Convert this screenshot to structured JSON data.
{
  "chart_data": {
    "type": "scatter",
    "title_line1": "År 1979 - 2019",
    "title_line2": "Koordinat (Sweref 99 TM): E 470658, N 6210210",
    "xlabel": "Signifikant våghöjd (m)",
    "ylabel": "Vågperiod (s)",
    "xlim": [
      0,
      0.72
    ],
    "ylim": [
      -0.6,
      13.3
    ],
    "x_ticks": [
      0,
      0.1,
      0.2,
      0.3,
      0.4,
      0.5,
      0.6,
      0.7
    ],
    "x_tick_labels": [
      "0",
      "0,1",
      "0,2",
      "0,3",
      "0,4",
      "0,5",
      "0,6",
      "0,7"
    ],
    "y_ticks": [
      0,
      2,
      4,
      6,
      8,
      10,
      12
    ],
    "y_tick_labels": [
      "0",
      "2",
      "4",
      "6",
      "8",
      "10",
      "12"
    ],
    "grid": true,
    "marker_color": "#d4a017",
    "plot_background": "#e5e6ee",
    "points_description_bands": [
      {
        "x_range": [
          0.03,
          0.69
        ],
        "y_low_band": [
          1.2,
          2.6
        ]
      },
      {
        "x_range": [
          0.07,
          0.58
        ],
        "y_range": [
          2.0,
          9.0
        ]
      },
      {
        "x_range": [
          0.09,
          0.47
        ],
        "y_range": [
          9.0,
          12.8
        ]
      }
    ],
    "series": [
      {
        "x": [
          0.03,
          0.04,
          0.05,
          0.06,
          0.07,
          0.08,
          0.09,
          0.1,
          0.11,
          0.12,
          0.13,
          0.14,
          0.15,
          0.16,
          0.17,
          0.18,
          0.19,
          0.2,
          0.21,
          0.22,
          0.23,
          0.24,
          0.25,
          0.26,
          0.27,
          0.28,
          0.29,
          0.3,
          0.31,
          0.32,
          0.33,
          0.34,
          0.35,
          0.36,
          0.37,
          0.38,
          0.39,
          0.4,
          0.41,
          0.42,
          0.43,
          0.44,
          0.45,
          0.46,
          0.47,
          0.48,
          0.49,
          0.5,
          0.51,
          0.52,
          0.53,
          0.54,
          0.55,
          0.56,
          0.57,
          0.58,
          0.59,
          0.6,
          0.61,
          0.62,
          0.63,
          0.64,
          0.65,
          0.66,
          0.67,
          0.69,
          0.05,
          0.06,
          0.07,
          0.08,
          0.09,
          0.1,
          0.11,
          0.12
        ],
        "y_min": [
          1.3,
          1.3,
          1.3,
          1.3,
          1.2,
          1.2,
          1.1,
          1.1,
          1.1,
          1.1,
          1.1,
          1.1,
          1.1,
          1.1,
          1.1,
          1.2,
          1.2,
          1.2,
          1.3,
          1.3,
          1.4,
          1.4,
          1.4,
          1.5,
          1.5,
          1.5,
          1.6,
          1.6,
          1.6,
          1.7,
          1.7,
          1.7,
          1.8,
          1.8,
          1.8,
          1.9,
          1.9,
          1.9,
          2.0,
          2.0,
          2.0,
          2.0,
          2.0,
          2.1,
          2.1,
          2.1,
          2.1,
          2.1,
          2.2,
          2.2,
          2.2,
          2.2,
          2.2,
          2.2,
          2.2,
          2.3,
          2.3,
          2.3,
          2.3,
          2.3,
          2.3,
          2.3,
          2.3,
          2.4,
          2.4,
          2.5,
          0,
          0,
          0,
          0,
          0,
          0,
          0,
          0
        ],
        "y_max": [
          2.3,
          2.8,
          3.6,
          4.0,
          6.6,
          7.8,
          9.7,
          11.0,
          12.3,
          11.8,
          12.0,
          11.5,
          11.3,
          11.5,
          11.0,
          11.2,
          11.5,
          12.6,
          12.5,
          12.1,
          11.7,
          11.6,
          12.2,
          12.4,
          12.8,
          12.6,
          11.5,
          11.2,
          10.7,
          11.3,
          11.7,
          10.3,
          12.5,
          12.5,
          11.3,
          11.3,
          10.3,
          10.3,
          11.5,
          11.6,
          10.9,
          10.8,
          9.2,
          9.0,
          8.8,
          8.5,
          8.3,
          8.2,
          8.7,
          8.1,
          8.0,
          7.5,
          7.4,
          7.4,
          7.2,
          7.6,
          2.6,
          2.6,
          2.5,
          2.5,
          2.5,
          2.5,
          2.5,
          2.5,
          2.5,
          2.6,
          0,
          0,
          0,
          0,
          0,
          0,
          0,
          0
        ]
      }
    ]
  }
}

TASK INSTRUCTIONS:
Restate each of the entries above verbatim.

FINISHED TASK:
Convert this screenshot to structured JSON data.
{
  "chart_data": {
    "type": "scatter",
    "title_line1": "År 1979 - 2019",
    "title_line2": "Koordinat (Sweref 99 TM): E 470658, N 6210210",
    "xlabel": "Signifikant våghöjd (m)",
    "ylabel": "Vågperiod (s)",
    "xlim": [
      0,
      0.72
    ],
    "ylim": [
      -0.6,
      13.3
    ],
    "x_ticks": [
      0,
      0.1,
      0.2,
      0.3,
      0.4,
      0.5,
      0.6,
      0.7
    ],
    "x_tick_labels": [
      "0",
      "0,1",
      "0,2",
      "0,3",
      "0,4",
      "0,5",
      "0,6",
      "0,7"
    ],
    "y_ticks": [
      0,
      2,
      4,
      6,
      8,
      10,
      12
    ],
    "y_tick_labels": [
      "0",
      "2",
      "4",
      "6",
      "8",
      "10",
      "12"
    ],
    "grid": true,
    "marker_color": "#d4a017",
    "plot_background": "#e5e6ee",
    "points_description_bands": [
      {
        "x_range": [
          0.03,
          0.69
        ],
        "y_low_band": [
          1.2,
          2.6
        ]
      },
      {
        "x_range": [
          0.07,
          0.58
        ],
        "y_range": [
          2.0,
          9.0
        ]
      },
      {
        "x_range": [
          0.09,
          0.47
        ],
        "y_range": [
          9.0,
          12.8
        ]
      }
    ],
    "series": [
      {
        "x": [
          0.03,
          0.04,
          0.05,
          0.06,
          0.07,
          0.08,
          0.09,
          0.1,
          0.11,
          0.12,
          0.13,
          0.14,
          0.15,
          0.16,
          0.17,
          0.18,
          0.19,
          0.2,
          0.21,
          0.22,
          0.23,
          0.24,
          0.25,
          0.26,
          0.27,
          0.28,
          0.29,
          0.3,
          0.31,
          0.32,
          0.33,
          0.34,
          0.35,
          0.36,
          0.37,
          0.38,
          0.39,
          0.4,
          0.41,
          0.42,
          0.43,
          0.44,
          0.45,
          0.46,
          0.47,
          0.48,
          0.49,
          0.5,
          0.51,
          0.52,
          0.53,
          0.54,
          0.55,
          0.56,
          0.57,
          0.58,
          0.59,
          0.6,
          0.61,
          0.62,
          0.63,
          0.64,
          0.65,
          0.66,
          0.67,
          0.69,
          0.05,
          0.06,
          0.07,
          0.08,
          0.09,
          0.1,
          0.11,
          0.12
        ],
        "y_min": [
          1.3,
          1.3,
          1.3,
          1.3,
          1.2,
          1.2,
          1.1,
          1.1,
          1.1,
          1.1,
          1.1,
          1.1,
          1.1,
          1.1,
          1.1,
          1.2,
          1.2,
          1.2,
          1.3,
          1.3,
          1.4,
          1.4,
          1.4,
          1.5,
          1.5,
          1.5,
          1.6,
          1.6,
          1.6,
          1.7,
          1.7,
          1.7,
          1.8,
          1.8,
          1.8,
          1.9,
          1.9,
          1.9,
          2.0,
          2.0,
          2.0,
          2.0,
          2.0,
          2.1,
          2.1,
          2.1,
          2.1,
          2.1,
          2.2,
          2.2,
          2.2,
          2.2,
          2.2,
          2.2,
          2.2,
          2.3,
          2.3,
          2.3,
          2.3,
          2.3,
          2.3,
          2.3,
          2.3,
          2.4,
          2.4,
          2.5,
          0,
          0,
          0,
          0,
          0,
          0,
          0,
          0
        ],
        "y_max": [
          2.3,
          2.8,
          3.6,
          4.0,
          6.6,
          7.8,
          9.7,
          11.0,
          12.3,
          11.8,
          12.0,
          11.5,
          11.3,
          11.5,
          11.0,
          11.2,
          11.5,
          12.6,
          12.5,
          12.1,
          11.7,
          11.6,
          12.2,
          12.4,
          12.8,
          12.6,
          11.5,
          11.2,
          10.7,
          11.3,
          11.7,
          10.3,
          12.5,
          12.5,
          11.3,
          11.3,
          10.3,
          10.3,
          11.5,
          11.6,
          10.9,
          10.8,
          9.2,
          9.0,
          8.8,
          8.5,
          8.3,
          8.2,
          8.7,
          8.1,
          8.0,
          7.5,
          7.4,
          7.4,
          7.2,
          7.6,
          2.6,
          2.6,
          2.5,
          2.5,
          2.5,
          2.5,
          2.5,
          2.5,
          2.5,
          2.6,
          0,
          0,
          0,
          0,
          0,
          0,
          0,
          0
        ]
      }
    ]
  }
}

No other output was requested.